### DIRECTION:
Render every line of the records below as a numbered list, omitting any blank lines.

BEGIN RECORDS TO PROCESS

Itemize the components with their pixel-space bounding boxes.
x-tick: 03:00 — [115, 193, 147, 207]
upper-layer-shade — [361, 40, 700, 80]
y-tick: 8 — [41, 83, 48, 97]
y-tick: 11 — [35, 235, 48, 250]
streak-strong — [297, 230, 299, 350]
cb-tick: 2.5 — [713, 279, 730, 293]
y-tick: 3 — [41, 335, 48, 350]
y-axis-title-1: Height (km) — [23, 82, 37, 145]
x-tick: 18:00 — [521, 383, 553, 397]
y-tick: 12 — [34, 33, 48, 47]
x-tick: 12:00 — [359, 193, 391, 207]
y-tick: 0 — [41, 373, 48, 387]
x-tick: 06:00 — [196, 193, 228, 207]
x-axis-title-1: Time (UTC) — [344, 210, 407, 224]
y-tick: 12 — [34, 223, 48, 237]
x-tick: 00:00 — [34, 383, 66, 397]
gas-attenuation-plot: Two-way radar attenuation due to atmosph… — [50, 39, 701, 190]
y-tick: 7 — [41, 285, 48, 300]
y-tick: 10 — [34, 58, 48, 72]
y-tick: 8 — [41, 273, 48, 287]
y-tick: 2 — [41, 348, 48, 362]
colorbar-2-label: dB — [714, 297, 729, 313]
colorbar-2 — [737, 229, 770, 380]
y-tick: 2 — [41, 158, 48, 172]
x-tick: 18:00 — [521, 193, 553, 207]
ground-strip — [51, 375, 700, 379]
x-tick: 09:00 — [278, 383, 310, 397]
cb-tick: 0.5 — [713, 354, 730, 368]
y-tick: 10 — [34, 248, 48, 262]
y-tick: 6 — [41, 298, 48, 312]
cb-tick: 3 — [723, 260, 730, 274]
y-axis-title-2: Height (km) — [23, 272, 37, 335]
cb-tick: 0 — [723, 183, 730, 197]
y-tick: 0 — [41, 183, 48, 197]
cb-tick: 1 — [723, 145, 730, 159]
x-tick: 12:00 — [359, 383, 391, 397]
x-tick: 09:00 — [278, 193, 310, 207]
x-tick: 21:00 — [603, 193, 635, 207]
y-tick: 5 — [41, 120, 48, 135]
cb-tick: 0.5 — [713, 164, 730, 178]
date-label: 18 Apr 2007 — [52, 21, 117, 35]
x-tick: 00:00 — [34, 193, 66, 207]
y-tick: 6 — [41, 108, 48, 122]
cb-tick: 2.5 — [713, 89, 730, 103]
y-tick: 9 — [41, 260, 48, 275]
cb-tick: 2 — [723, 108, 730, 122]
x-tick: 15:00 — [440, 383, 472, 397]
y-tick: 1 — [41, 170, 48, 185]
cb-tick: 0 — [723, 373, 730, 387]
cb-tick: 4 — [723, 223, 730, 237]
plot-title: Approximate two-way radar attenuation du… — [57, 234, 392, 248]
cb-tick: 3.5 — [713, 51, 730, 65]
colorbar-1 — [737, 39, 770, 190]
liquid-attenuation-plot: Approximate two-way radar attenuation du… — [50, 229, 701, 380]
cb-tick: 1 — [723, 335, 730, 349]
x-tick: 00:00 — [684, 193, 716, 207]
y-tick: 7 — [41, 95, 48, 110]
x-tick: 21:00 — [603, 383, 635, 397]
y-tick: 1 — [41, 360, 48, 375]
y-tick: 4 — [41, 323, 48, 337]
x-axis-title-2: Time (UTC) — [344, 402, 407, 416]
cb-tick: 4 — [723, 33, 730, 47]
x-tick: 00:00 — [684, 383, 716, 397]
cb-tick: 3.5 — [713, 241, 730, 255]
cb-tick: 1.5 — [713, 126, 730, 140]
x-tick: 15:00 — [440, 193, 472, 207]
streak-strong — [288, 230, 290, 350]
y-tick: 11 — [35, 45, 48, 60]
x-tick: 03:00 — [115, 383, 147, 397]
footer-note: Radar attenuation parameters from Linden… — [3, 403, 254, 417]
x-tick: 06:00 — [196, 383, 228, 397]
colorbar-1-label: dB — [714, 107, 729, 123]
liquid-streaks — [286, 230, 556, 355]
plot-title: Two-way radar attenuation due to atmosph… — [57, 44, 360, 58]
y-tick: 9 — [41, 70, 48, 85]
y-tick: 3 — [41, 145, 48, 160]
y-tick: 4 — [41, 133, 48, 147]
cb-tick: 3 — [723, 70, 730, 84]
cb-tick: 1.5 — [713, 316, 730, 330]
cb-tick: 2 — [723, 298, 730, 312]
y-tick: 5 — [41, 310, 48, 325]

END RECORDS TO PROCESS

### OUTPUT FOR THIS EXERCISE:
1. Itemize the components with their pixel-space bounding boxes.
2. x-tick: 03:00 — [115, 193, 147, 207]
3. upper-layer-shade — [361, 40, 700, 80]
4. y-tick: 8 — [41, 83, 48, 97]
5. y-tick: 11 — [35, 235, 48, 250]
6. streak-strong — [297, 230, 299, 350]
7. cb-tick: 2.5 — [713, 279, 730, 293]
8. y-tick: 3 — [41, 335, 48, 350]
9. y-axis-title-1: Height (km) — [23, 82, 37, 145]
10. x-tick: 18:00 — [521, 383, 553, 397]
11. y-tick: 12 — [34, 33, 48, 47]
12. x-tick: 12:00 — [359, 193, 391, 207]
13. y-tick: 0 — [41, 373, 48, 387]
14. x-tick: 06:00 — [196, 193, 228, 207]
15. x-axis-title-1: Time (UTC) — [344, 210, 407, 224]
16. y-tick: 12 — [34, 223, 48, 237]
17. x-tick: 00:00 — [34, 383, 66, 397]
18. gas-attenuation-plot: Two-way radar attenuation due to atmosph… — [50, 39, 701, 190]
19. y-tick: 7 — [41, 285, 48, 300]
20. y-tick: 10 — [34, 58, 48, 72]
21. y-tick: 8 — [41, 273, 48, 287]
22. y-tick: 2 — [41, 348, 48, 362]
23. colorbar-2-label: dB — [714, 297, 729, 313]
24. colorbar-2 — [737, 229, 770, 380]
25. y-tick: 2 — [41, 158, 48, 172]
26. x-tick: 18:00 — [521, 193, 553, 207]
27. ground-strip — [51, 375, 700, 379]
28. x-tick: 09:00 — [278, 383, 310, 397]
29. cb-tick: 0.5 — [713, 354, 730, 368]
30. y-tick: 10 — [34, 248, 48, 262]
31. y-tick: 6 — [41, 298, 48, 312]
32. cb-tick: 3 — [723, 260, 730, 274]
33. y-axis-title-2: Height (km) — [23, 272, 37, 335]
34. cb-tick: 0 — [723, 183, 730, 197]
35. y-tick: 0 — [41, 183, 48, 197]
36. cb-tick: 1 — [723, 145, 730, 159]
37. x-tick: 12:00 — [359, 383, 391, 397]
38. x-tick: 09:00 — [278, 193, 310, 207]
39. x-tick: 21:00 — [603, 193, 635, 207]
40. y-tick: 5 — [41, 120, 48, 135]
41. cb-tick: 0.5 — [713, 164, 730, 178]
42. date-label: 18 Apr 2007 — [52, 21, 117, 35]
43. x-tick: 00:00 — [34, 193, 66, 207]
44. y-tick: 6 — [41, 108, 48, 122]
45. cb-tick: 2.5 — [713, 89, 730, 103]
46. y-tick: 9 — [41, 260, 48, 275]
47. cb-tick: 2 — [723, 108, 730, 122]
48. x-tick: 15:00 — [440, 383, 472, 397]
49. y-tick: 1 — [41, 170, 48, 185]
50. cb-tick: 0 — [723, 373, 730, 387]
51. cb-tick: 4 — [723, 223, 730, 237]
52. plot-title: Approximate two-way radar attenuation du… — [57, 234, 392, 248]
53. cb-tick: 3.5 — [713, 51, 730, 65]
54. colorbar-1 — [737, 39, 770, 190]
55. liquid-attenuation-plot: Approximate two-way radar attenuation du… — [50, 229, 701, 380]
56. cb-tick: 1 — [723, 335, 730, 349]
57. x-tick: 00:00 — [684, 193, 716, 207]
58. y-tick: 7 — [41, 95, 48, 110]
59. x-tick: 21:00 — [603, 383, 635, 397]
60. y-tick: 1 — [41, 360, 48, 375]
61. y-tick: 4 — [41, 323, 48, 337]
62. x-axis-title-2: Time (UTC) — [344, 402, 407, 416]
63. cb-tick: 4 — [723, 33, 730, 47]
64. x-tick: 00:00 — [684, 383, 716, 397]
65. cb-tick: 3.5 — [713, 241, 730, 255]
66. cb-tick: 1.5 — [713, 126, 730, 140]
67. x-tick: 15:00 — [440, 193, 472, 207]
68. streak-strong — [288, 230, 290, 350]
69. y-tick: 11 — [35, 45, 48, 60]
70. x-tick: 03:00 — [115, 383, 147, 397]
71. footer-note: Radar attenuation parameters from Linden… — [3, 403, 254, 417]
72. x-tick: 06:00 — [196, 383, 228, 397]
73. colorbar-1-label: dB — [714, 107, 729, 123]
74. liquid-streaks — [286, 230, 556, 355]
75. plot-title: Two-way radar attenuation due to atmosph… — [57, 44, 360, 58]
76. y-tick: 9 — [41, 70, 48, 85]
77. y-tick: 3 — [41, 145, 48, 160]
78. y-tick: 4 — [41, 133, 48, 147]
79. cb-tick: 3 — [723, 70, 730, 84]
80. cb-tick: 1.5 — [713, 316, 730, 330]
81. cb-tick: 2 — [723, 298, 730, 312]
82. y-tick: 5 — [41, 310, 48, 325]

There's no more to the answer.